_Exercise task_
Filter the entries, keeping every line with the word "rest".

## START Data records

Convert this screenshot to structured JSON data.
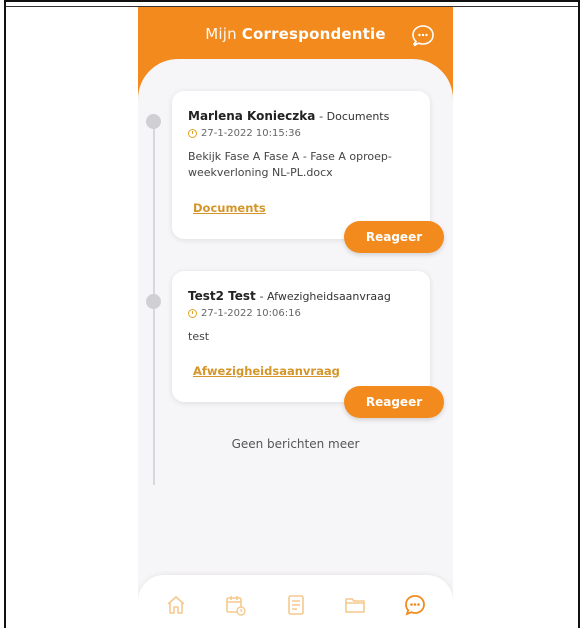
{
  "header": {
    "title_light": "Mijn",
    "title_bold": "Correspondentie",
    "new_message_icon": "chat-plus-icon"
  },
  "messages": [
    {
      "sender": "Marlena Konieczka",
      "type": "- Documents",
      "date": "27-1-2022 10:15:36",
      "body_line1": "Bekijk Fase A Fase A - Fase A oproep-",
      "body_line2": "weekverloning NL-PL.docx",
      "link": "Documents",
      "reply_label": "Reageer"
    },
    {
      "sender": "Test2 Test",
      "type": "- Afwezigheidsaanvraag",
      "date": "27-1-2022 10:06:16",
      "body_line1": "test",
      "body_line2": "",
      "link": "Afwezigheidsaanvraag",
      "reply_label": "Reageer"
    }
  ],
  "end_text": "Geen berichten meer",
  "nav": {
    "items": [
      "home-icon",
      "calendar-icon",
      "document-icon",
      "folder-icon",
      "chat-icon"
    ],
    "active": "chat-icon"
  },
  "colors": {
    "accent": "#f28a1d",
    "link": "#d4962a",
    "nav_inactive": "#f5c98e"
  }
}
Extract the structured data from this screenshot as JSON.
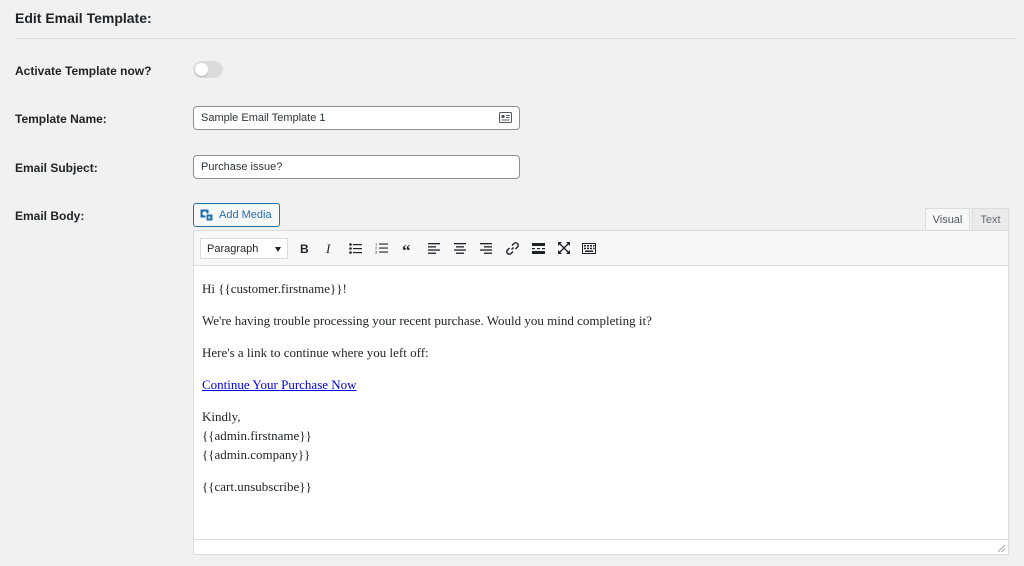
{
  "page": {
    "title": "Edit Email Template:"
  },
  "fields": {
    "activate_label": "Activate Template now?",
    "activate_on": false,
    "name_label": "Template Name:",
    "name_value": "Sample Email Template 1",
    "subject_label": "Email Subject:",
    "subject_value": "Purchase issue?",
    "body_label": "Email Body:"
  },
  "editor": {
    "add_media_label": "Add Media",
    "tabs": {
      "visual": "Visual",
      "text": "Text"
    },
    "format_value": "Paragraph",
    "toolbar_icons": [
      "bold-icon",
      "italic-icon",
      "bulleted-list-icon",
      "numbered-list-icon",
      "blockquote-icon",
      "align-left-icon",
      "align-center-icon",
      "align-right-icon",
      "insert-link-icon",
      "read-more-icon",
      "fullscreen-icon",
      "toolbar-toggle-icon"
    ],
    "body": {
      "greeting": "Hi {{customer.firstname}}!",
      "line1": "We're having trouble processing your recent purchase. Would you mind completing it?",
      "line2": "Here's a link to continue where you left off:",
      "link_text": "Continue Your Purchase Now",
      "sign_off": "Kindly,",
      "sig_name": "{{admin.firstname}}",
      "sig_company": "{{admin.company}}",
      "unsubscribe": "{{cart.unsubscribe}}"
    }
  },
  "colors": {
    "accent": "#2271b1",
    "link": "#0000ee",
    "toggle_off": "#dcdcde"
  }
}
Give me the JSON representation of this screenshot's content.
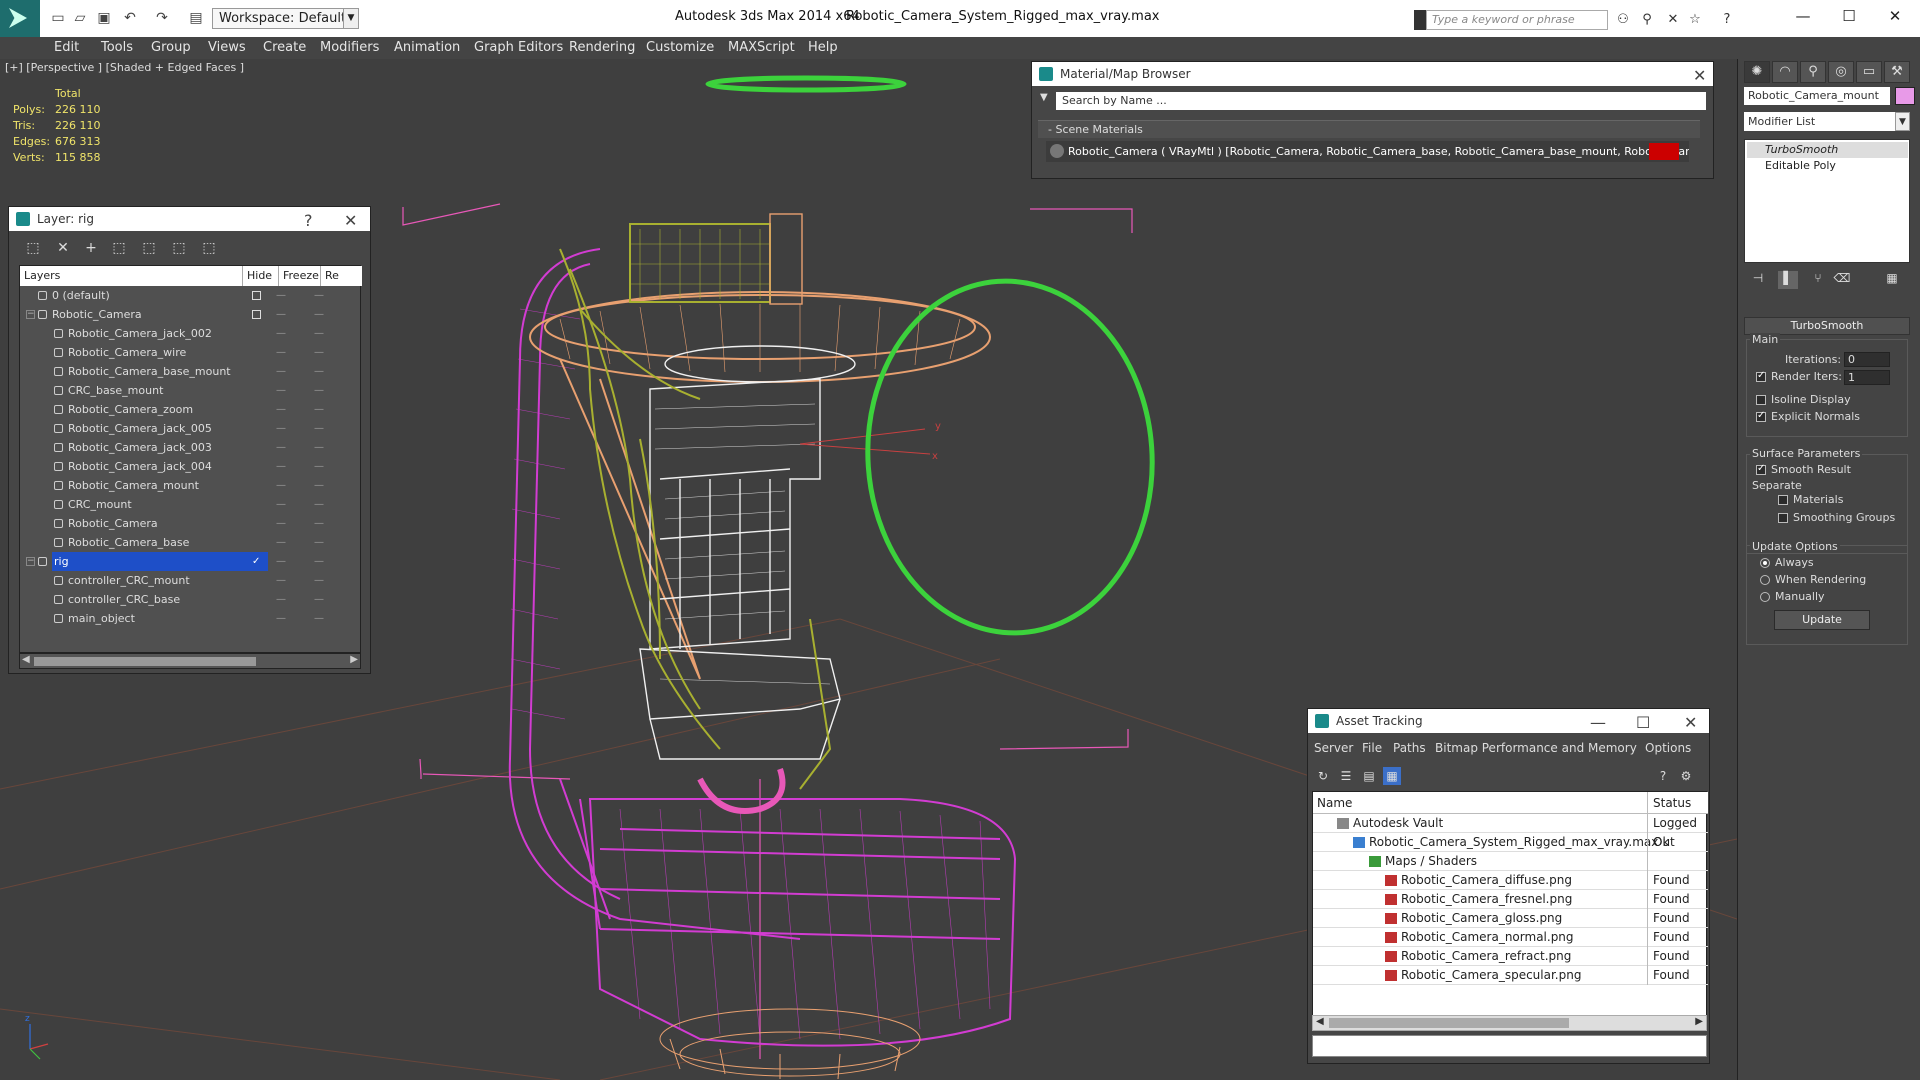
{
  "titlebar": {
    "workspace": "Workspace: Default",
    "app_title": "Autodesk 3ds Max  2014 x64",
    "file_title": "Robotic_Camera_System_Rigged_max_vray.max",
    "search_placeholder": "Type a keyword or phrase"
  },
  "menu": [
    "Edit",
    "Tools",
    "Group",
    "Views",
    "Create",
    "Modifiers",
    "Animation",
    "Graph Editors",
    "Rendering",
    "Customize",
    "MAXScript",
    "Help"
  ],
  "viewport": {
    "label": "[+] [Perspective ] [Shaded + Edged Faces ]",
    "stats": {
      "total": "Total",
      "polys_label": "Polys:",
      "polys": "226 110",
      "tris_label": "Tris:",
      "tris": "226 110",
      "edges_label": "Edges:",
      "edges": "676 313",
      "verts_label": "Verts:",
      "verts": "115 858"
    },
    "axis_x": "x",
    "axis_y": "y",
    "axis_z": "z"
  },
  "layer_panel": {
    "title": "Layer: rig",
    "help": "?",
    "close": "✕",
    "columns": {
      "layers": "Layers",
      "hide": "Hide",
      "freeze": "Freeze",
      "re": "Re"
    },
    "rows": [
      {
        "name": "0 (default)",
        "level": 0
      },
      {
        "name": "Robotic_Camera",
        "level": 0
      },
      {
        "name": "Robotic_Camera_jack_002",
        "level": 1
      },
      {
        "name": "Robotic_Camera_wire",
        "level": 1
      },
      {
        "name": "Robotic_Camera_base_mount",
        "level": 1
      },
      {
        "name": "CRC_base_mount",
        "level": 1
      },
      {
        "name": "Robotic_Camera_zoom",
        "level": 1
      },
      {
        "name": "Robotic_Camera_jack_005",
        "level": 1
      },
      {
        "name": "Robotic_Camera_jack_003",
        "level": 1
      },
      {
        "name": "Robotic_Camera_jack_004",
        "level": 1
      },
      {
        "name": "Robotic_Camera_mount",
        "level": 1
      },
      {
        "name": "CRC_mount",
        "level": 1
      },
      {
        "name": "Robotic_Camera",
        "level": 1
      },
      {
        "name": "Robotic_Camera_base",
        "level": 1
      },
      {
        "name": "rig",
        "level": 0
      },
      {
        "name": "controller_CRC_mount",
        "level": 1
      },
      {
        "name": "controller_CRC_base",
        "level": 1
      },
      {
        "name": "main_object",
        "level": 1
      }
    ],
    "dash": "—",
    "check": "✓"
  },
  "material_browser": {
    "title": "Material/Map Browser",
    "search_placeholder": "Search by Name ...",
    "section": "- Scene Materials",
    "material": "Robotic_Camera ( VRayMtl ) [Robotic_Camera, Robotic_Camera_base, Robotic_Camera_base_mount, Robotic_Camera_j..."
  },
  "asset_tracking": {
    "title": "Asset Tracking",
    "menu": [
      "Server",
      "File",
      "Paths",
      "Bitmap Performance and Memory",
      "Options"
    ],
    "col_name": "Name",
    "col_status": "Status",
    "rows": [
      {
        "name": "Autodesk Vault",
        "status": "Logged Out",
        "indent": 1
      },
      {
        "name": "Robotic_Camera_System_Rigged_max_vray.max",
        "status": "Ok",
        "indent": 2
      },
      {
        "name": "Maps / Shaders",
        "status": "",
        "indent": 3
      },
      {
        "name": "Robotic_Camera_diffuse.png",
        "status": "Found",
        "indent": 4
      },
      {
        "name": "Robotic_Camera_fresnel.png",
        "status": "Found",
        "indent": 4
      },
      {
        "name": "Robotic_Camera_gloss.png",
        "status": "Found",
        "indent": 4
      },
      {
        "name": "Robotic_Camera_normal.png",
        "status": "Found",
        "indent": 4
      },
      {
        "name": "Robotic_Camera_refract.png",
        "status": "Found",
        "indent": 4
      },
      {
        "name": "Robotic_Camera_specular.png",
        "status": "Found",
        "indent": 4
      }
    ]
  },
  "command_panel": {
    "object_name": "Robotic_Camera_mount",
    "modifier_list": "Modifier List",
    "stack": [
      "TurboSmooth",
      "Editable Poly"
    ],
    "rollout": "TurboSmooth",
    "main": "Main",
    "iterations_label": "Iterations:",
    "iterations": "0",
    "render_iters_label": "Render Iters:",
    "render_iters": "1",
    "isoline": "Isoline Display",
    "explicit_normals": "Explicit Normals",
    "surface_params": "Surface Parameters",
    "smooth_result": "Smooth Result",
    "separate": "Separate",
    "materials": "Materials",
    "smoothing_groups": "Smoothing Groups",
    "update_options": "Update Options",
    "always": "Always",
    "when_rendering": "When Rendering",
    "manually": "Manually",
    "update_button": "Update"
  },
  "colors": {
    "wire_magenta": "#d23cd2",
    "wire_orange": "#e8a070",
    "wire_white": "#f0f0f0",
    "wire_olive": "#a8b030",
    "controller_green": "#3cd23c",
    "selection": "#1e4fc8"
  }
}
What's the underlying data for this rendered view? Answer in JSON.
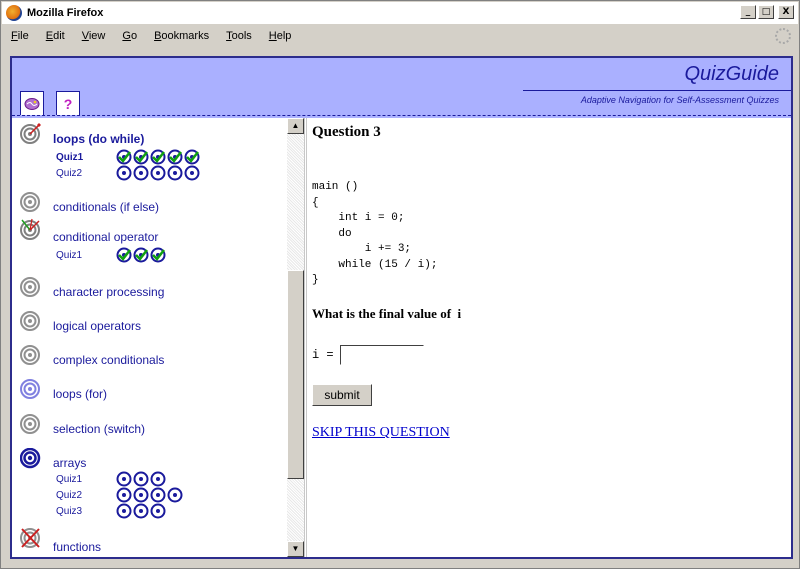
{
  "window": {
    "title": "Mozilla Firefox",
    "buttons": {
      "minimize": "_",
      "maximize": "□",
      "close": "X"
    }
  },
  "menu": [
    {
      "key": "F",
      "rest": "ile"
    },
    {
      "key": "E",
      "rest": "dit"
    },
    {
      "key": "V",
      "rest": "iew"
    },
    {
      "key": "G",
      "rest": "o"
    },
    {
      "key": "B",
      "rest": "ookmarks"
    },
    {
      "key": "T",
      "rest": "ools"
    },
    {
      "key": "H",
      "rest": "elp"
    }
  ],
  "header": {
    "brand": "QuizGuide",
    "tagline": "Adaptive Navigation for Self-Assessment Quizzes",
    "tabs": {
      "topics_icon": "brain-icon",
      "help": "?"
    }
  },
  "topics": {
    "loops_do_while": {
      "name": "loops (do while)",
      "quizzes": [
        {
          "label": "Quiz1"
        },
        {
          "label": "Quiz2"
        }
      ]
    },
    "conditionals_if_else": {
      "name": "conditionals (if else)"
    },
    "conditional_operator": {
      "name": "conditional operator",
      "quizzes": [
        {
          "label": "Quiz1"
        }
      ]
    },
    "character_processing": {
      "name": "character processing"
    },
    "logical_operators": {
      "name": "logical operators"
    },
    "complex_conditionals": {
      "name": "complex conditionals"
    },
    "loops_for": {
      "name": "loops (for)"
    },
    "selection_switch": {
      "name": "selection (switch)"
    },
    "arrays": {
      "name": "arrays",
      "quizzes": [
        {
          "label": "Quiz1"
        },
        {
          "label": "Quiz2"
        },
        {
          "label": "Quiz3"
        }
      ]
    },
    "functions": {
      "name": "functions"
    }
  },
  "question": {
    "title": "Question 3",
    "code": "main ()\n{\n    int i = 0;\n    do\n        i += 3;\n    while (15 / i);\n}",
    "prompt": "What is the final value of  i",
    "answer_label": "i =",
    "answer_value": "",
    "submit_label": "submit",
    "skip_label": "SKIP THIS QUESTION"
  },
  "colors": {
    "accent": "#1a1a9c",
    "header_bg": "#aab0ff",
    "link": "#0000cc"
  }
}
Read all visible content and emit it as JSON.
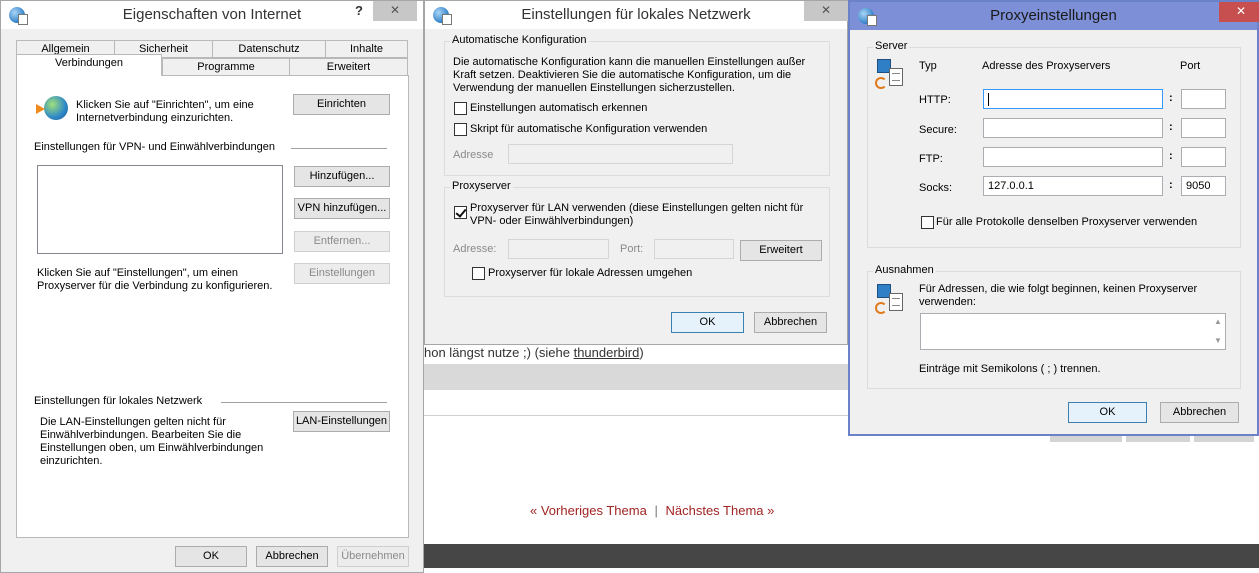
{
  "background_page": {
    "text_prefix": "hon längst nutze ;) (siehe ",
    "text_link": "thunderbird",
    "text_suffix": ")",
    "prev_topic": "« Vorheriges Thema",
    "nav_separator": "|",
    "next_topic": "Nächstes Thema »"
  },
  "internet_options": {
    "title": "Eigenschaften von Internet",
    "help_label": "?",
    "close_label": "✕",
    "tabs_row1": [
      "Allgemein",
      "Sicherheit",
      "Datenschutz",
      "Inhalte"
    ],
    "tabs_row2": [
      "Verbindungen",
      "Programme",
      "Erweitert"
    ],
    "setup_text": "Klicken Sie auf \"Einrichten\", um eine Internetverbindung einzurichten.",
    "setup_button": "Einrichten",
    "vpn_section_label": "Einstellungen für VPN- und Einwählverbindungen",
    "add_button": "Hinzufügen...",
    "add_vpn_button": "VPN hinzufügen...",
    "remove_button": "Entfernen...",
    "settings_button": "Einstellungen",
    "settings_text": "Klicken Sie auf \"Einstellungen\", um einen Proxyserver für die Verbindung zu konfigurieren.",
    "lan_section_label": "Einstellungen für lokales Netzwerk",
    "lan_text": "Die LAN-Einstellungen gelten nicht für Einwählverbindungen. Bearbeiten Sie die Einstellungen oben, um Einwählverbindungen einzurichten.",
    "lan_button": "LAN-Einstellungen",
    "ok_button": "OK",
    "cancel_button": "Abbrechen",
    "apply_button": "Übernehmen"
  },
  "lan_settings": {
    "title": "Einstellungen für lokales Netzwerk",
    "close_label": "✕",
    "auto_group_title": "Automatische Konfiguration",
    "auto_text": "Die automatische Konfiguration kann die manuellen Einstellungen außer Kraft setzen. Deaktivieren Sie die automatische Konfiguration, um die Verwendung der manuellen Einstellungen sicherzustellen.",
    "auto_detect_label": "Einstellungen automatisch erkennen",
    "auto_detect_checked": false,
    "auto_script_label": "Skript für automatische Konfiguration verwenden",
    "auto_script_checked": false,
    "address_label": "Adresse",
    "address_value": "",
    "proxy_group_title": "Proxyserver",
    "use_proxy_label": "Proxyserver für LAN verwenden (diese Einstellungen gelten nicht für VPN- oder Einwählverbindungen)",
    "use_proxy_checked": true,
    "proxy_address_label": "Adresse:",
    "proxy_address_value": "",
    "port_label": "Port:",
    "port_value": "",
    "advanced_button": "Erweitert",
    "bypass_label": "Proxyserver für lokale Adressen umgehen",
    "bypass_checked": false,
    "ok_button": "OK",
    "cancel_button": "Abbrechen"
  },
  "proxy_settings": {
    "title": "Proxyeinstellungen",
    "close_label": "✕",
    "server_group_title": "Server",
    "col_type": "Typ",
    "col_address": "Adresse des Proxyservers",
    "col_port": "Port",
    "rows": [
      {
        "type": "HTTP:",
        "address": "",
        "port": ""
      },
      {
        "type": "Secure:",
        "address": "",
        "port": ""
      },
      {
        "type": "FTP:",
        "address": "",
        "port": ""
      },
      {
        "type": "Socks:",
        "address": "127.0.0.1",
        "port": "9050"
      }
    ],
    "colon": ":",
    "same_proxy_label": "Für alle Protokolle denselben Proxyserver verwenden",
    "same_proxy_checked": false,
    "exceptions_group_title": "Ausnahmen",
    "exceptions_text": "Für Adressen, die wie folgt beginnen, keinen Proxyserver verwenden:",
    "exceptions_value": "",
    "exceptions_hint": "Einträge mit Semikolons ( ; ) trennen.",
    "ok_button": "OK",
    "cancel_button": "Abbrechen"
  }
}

## END Data records

_Complete answer_
      "rest": "ile"
      "rest": "dit"
      "rest": "iew"
      "rest": "o"
      "rest": "ookmarks"
      "rest": "ools"
      "rest": "elp"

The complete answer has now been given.